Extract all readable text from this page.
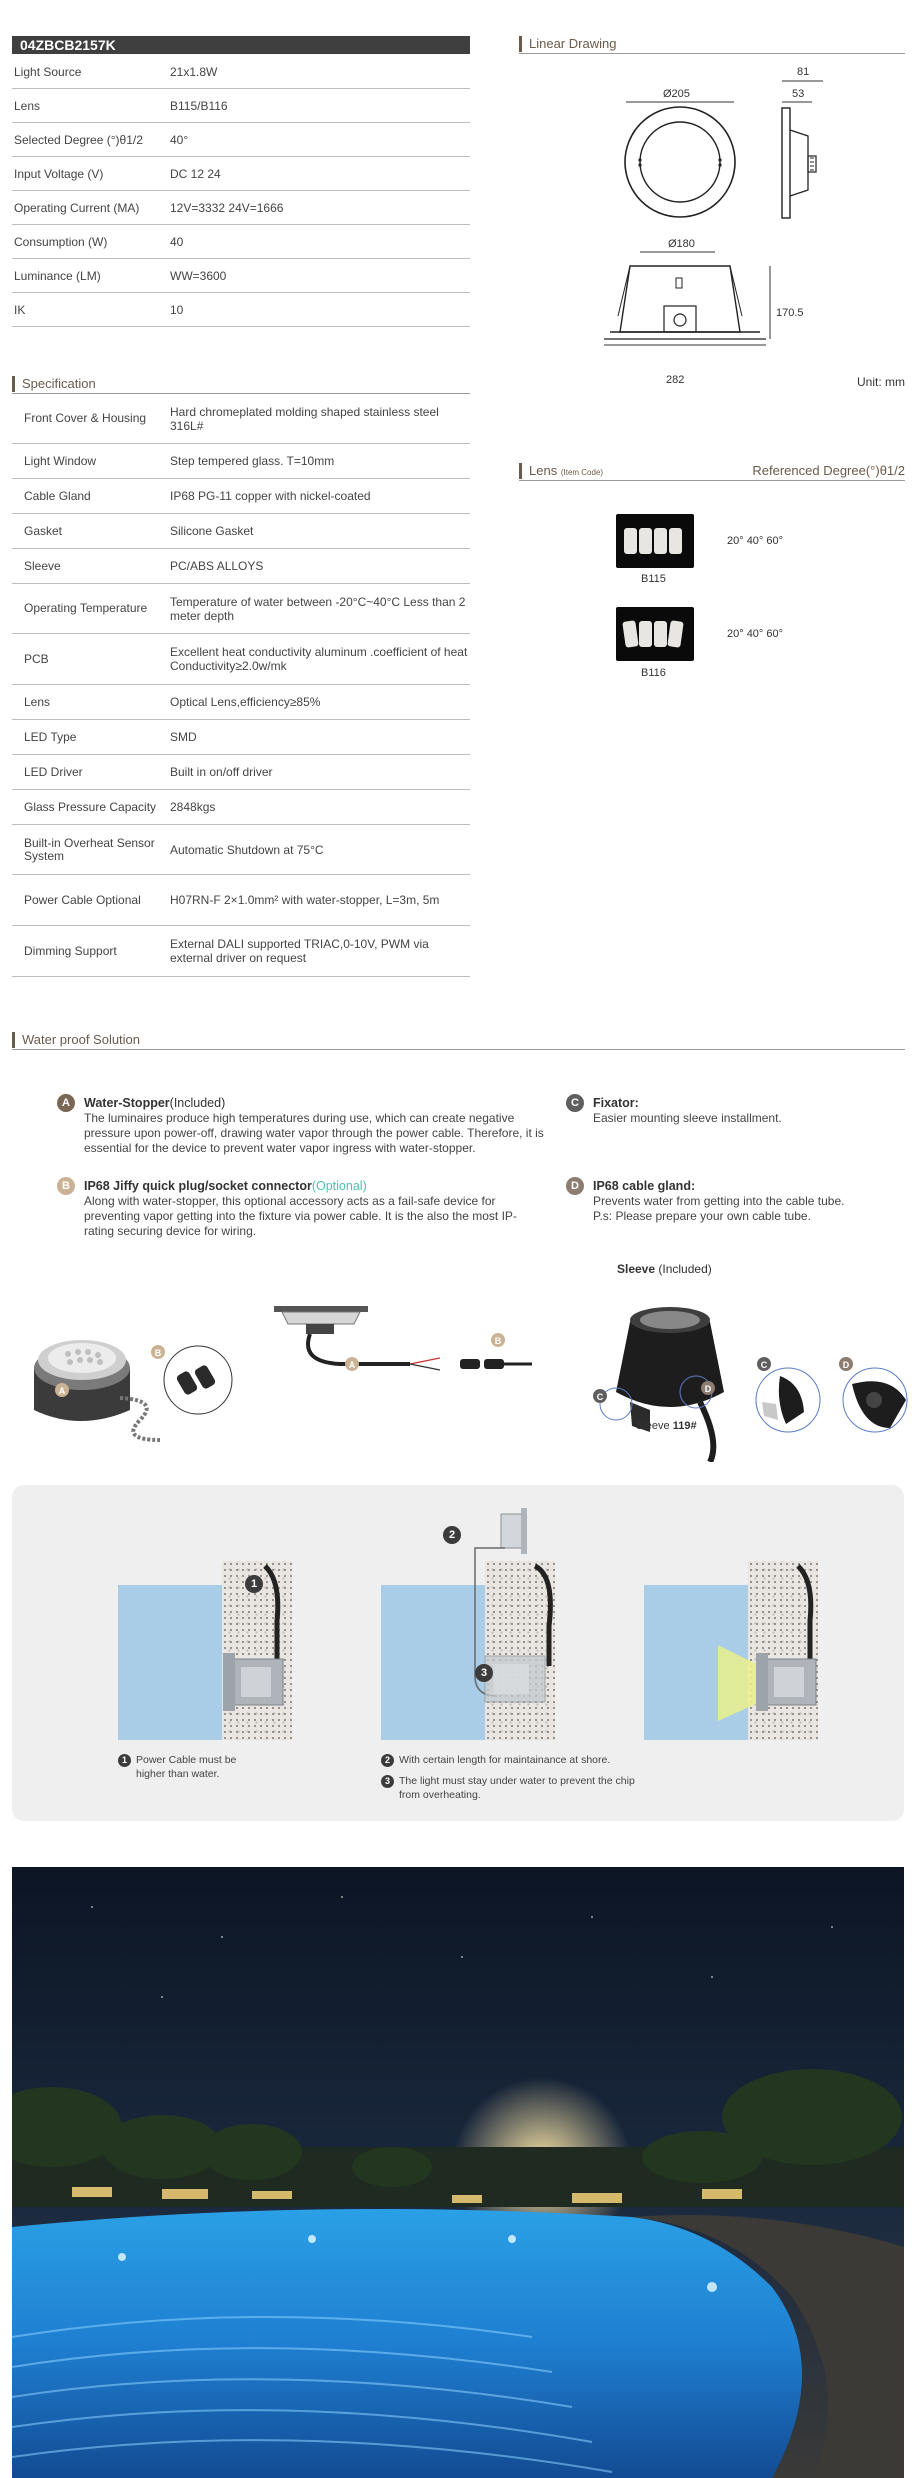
04ZBCB2157K
Light Source	21x1.8W
Lens	B115/B116
Selected Degree (°)θ1/2 40°
Input Voltage (V)	DC 12 24
Operating Current (MA)	12V=3332 24V=1666
Consumption (W)	40
Luminance (LM)	WW=3600
IK	10
Linear Drawing
Ø205
81
53
Ø180
170.5
282	Unit: mm
Specification
Front Cover & Housing	Hard chromeplated molding shaped stainless steel 316L#
Light Window	Step tempered glass. T=10mm
Cable Gland	IP68 PG-11 copper with nickel-coated
Gasket	Silicone Gasket
Sleeve	PC/ABS ALLOYS
Operating Temperature	Temperature of water between -20°C~40°C Less than 2 meter depth
PCB	Excellent heat conductivity aluminum .coefficient of heat Conductivity≥2.0w/mk
Lens	Optical Lens,efficiency≥85%
LED Type	SMD
LED Driver	Built in on/off driver
Glass Pressure Capacity	2848kgs
Built-in Overheat Sensor System	Automatic Shutdown at 75°C
Power Cable Optional	H07RN-F 2×1.0mm² with water-stopper, L=3m, 5m
Dimming Support	External DALI supported TRIAC,0-10V, PWM via external driver on request
Lens (Item Code)	Referenced Degree(°)θ1/2
B115
20° 40° 60°
B116
20° 40° 60°
Water proof Solution
A	Water-Stopper(Included)
The luminaires produce high temperatures during use, which can create negative pressure upon power-off, drawing water vapor through the power cable. Therefore, it is essential for the device to prevent water vapor ingress with water-stopper.
B	IP68 Jiffy quick plug/socket connector(Optional)
Along with water-stopper, this optional accessory acts as a fail-safe device for preventing vapor getting into the fixture via power cable. It is the also the most IP-rating securing device for wiring.
C	Fixator:
Easier mounting sleeve installment.
D	IP68 cable gland:
Prevents water from getting into the cable tube.
P.s: Please prepare your own cable tube.
Sleeve (Included)
A
B
A
B
C
D
C	D
Sleeve 119#
1
2
3
1 Power Cable must be higher than water.
2 With certain length for maintainance at shore.
3 The light must stay under water to prevent the chip from overheating.
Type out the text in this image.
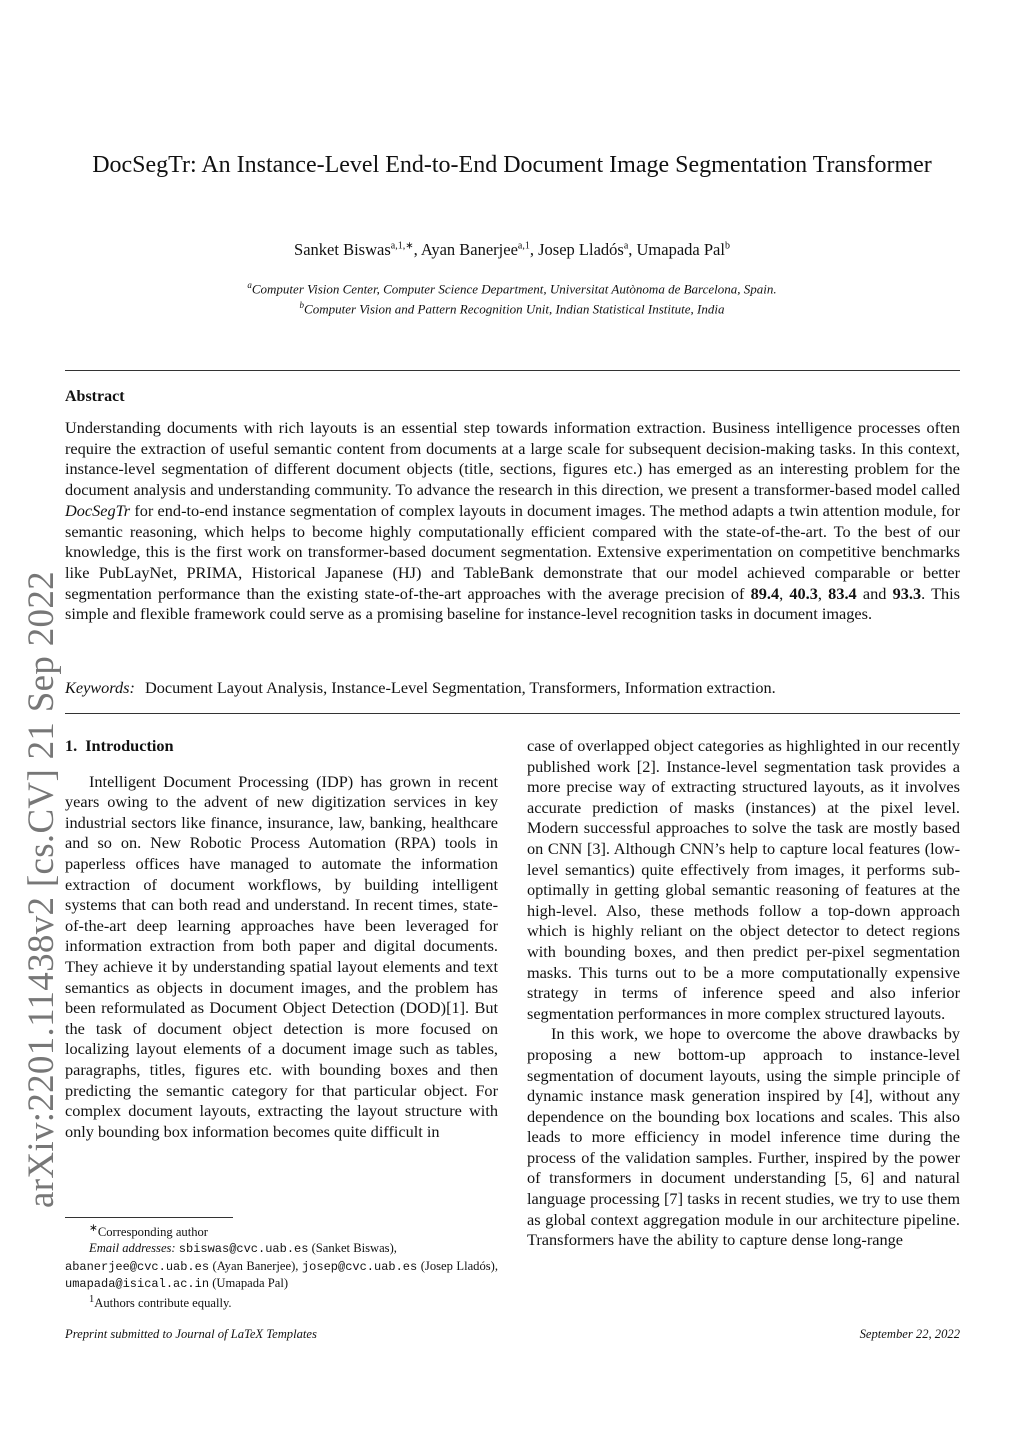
DocSegTr: An Instance-Level End-to-End Document Image Segmentation Transformer
Sanket Biswas$^{a,1,∗}$, Ayan Banerjee$^{a,1}$, Josep Lladós$^a$, Umapada Pal$^b$
$^a$Computer Vision Center, Computer Science Department, Universitat Autònoma de Barcelona, Spain.
$^b$Computer Vision and Pattern Recognition Unit, Indian Statistical Institute, India
arXiv:2201.11438v2 [cs.CV] 21 Sep 2022
Abstract
Understanding documents with rich layouts is an essential step towards information extraction. Business intelligence processes often require the extraction of useful semantic content from documents at a large scale for subsequent decision-making tasks. In this context, instance-level segmentation of different document objects (title, sections, figures etc.) has emerged as an interesting problem for the document analysis and understanding community. To advance the research in this direction, we present a transformer-based model called DocSegTr for end-to-end instance segmentation of complex layouts in document images. The method adapts a twin attention module, for semantic reasoning, which helps to become highly computationally efficient compared with the state-of-the-art. To the best of our knowledge, this is the first work on transformer-based document segmentation. Extensive experimentation on competitive benchmarks like PubLayNet, PRIMA, Historical Japanese (HJ) and TableBank demonstrate that our model achieved comparable or better segmentation performance than the existing state-of-the-art approaches with the average precision of 89.4, 40.3, 83.4 and 93.3. This simple and flexible framework could serve as a promising baseline for instance-level recognition tasks in document images.
Keywords: Document Layout Analysis, Instance-Level Segmentation, Transformers, Information extraction.
1. Introduction

Intelligent Document Processing (IDP) has grown in recent years owing to the advent of new digitization services in key industrial sectors like finance, insurance, law, banking, healthcare and so on. New Robotic Process Automation (RPA) tools in paperless offices have managed to automate the information extraction of document workflows, by building intelligent systems that can both read and understand. In recent times, state-of-the-art deep learning approaches have been leveraged for information extraction from both paper and digital documents. They achieve it by understanding spatial layout elements and text semantics as objects in document images, and the problem has been reformulated as Document Object Detection (DOD)[1]. But the task of document object detection is more focused on localizing layout elements of a document image such as tables, paragraphs, titles, figures etc. with bounding boxes and then predicting the semantic category for that particular object. For complex document layouts, extracting the layout structure with only bounding box information becomes quite difficult in

case of overlapped object categories as highlighted in our recently published work [2]. Instance-level segmentation task provides a more precise way of extracting structured layouts, as it involves accurate prediction of masks (instances) at the pixel level. Modern successful approaches to solve the task are mostly based on CNN [3]. Although CNN’s help to capture local features (low-level semantics) quite effectively from images, it performs sub-optimally in getting global semantic reasoning of features at the high-level. Also, these methods follow a top-down approach which is highly reliant on the object detector to detect regions with bounding boxes, and then predict per-pixel segmentation masks. This turns out to be a more computationally expensive strategy in terms of inference speed and also inferior segmentation performances in more complex structured layouts.

In this work, we hope to overcome the above drawbacks by proposing a new bottom-up approach to instance-level segmentation of document layouts, using the simple principle of dynamic instance mask generation inspired by [4], without any dependence on the bounding box locations and scales. This also leads to more efficiency in model inference time during the process of the validation samples. Further, inspired by the power of transformers in document understanding [5, 6] and natural language processing [7] tasks in recent studies, we try to use them as global context aggregation module in our architecture pipeline. Transformers have the ability to capture dense long-range

∗Corresponding author
Email addresses: sbiswas@cvc.uab.es (Sanket Biswas),
abanerjee@cvc.uab.es (Ayan Banerjee), josep@cvc.uab.es (Josep Lladós), umapada@isical.ac.in (Umapada Pal)
$^1$Authors contribute equally.
Preprint submitted to Journal of LaTeX Templates	September 22, 2022
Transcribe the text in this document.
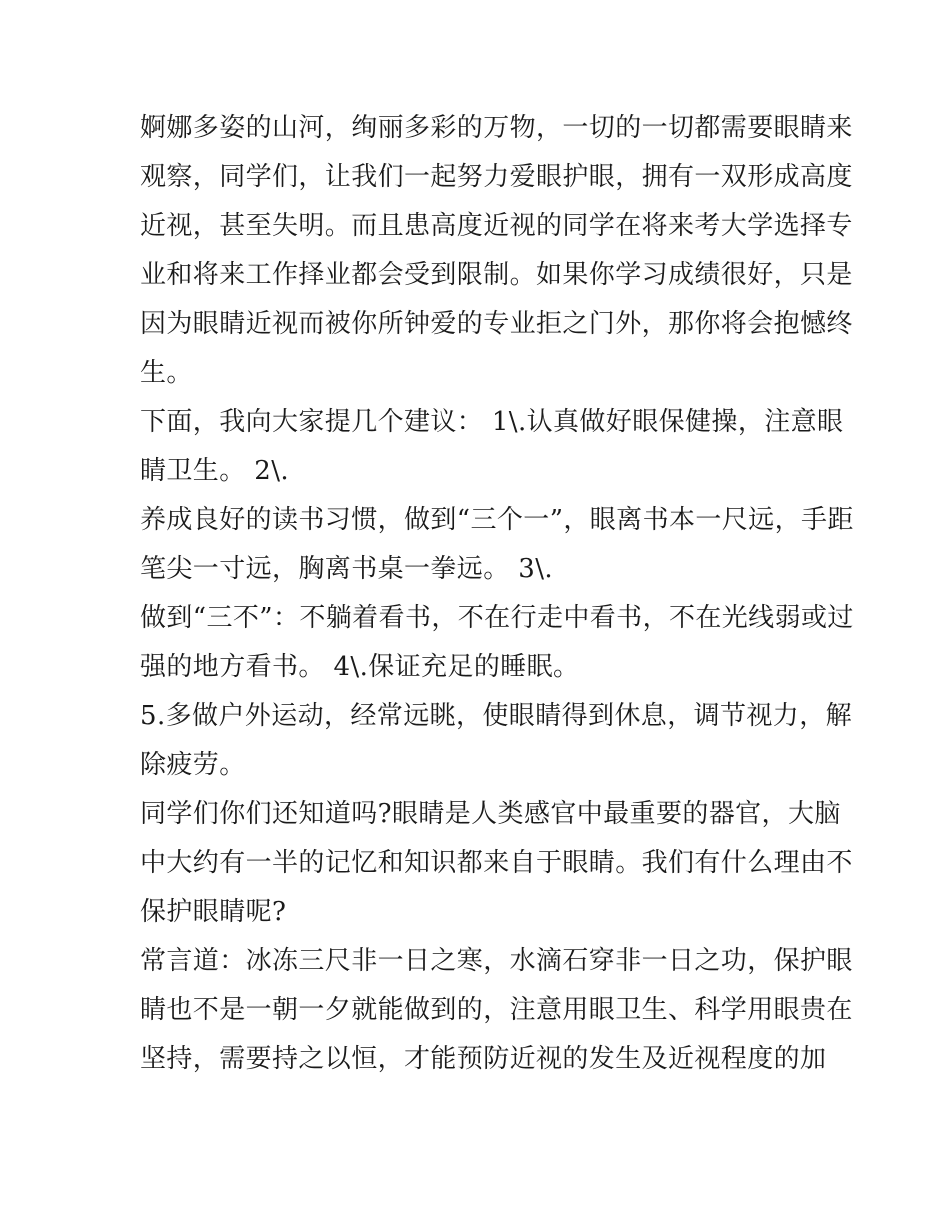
婀娜多姿的山河，绚丽多彩的万物，一切的一切都需要眼睛来
观察，同学们，让我们一起努力爱眼护眼，拥有一双形成高度
近视，甚至失明。而且患高度近视的同学在将来考大学选择专
业和将来工作择业都会受到限制。如果你学习成绩很好，只是
因为眼睛近视而被你所钟爱的专业拒之门外，那你将会抱憾终
生。

下面，我向大家提几个建议： 1\.认真做好眼保健操，注意眼
睛卫生。 2\.

养成良好的读书习惯，做到“三个一”，眼离书本一尺远，手距
笔尖一寸远，胸离书桌一拳远。 3\.

做到“三不”：不躺着看书，不在行走中看书，不在光线弱或过
强的地方看书。 4\.保证充足的睡眠。

5.多做户外运动，经常远眺，使眼睛得到休息，调节视力，解
除疲劳。

同学们你们还知道吗?眼睛是人类感官中最重要的器官，大脑
中大约有一半的记忆和知识都来自于眼睛。我们有什么理由不
保护眼睛呢?

常言道：冰冻三尺非一日之寒，水滴石穿非一日之功，保护眼
睛也不是一朝一夕就能做到的，注意用眼卫生、科学用眼贵在
坚持，需要持之以恒，才能预防近视的发生及近视程度的加
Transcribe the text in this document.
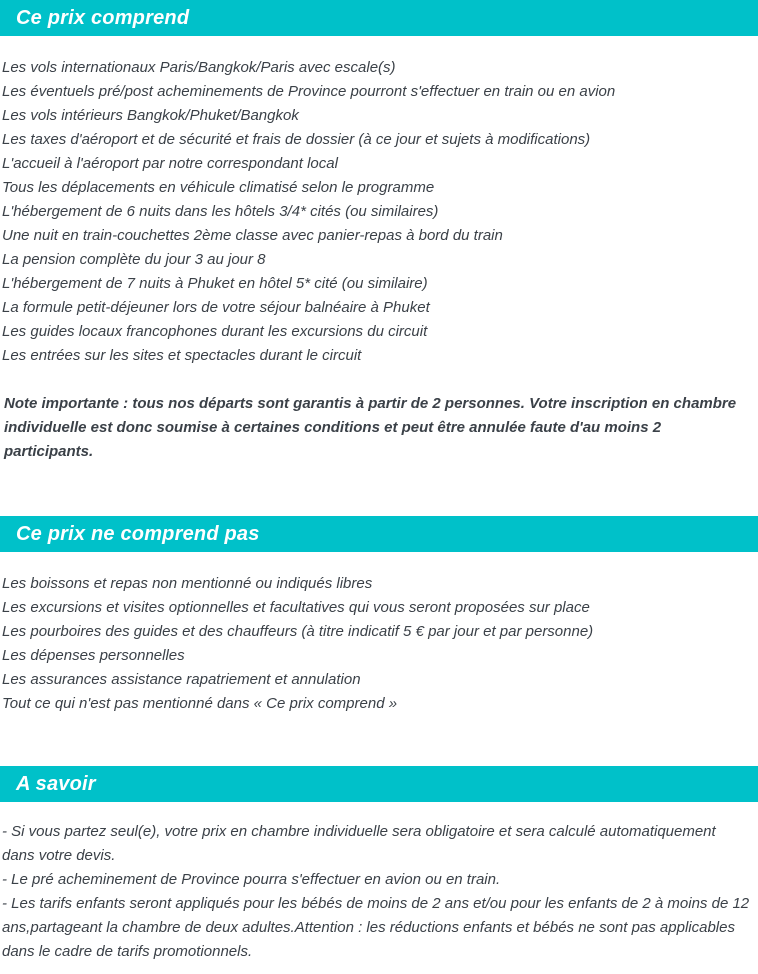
Ce prix comprend
Les vols internationaux Paris/Bangkok/Paris avec escale(s)
Les éventuels pré/post acheminements de Province pourront s'effectuer en train ou en avion
Les vols intérieurs Bangkok/Phuket/Bangkok
Les taxes d'aéroport et de sécurité et frais de dossier (à ce jour et sujets à modifications)
L'accueil à l'aéroport par notre correspondant local
Tous les déplacements en véhicule climatisé selon le programme
L'hébergement de 6 nuits dans les hôtels 3/4* cités (ou similaires)
Une nuit en train-couchettes 2ème classe avec panier-repas à bord du train
La pension complète du jour 3 au jour 8
L'hébergement de 7 nuits à Phuket en hôtel 5* cité (ou similaire)
La formule petit-déjeuner lors de votre séjour balnéaire à Phuket
Les guides locaux francophones durant les excursions du circuit
Les entrées sur les sites et spectacles durant le circuit

Note importante : tous nos départs sont garantis à partir de 2 personnes. Votre inscription en chambre individuelle est donc soumise à certaines conditions et peut être annulée faute d'au moins 2 participants.

Ce prix ne comprend pas
Les boissons et repas non mentionné ou indiqués libres
Les excursions et visites optionnelles et facultatives qui vous seront proposées sur place
Les pourboires des guides et des chauffeurs (à titre indicatif 5 € par jour et par personne)
Les dépenses personnelles
Les assurances assistance rapatriement et annulation
Tout ce qui n'est pas mentionné dans « Ce prix comprend »
A savoir
- Si vous partez seul(e), votre prix en chambre individuelle sera obligatoire et sera calculé automatiquement dans votre devis.
- Le pré acheminement de Province pourra s'effectuer en avion ou en train.
- Les tarifs enfants seront appliqués pour les bébés de moins de 2 ans et/ou pour les enfants de 2 à moins de 12 ans,partageant la chambre de deux adultes.Attention : les réductions enfants et bébés ne sont pas applicables dans le cadre de tarifs promotionnels.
========================================
Say how many lines of the data include the string "Computer". Nothing other than the number should be given.

2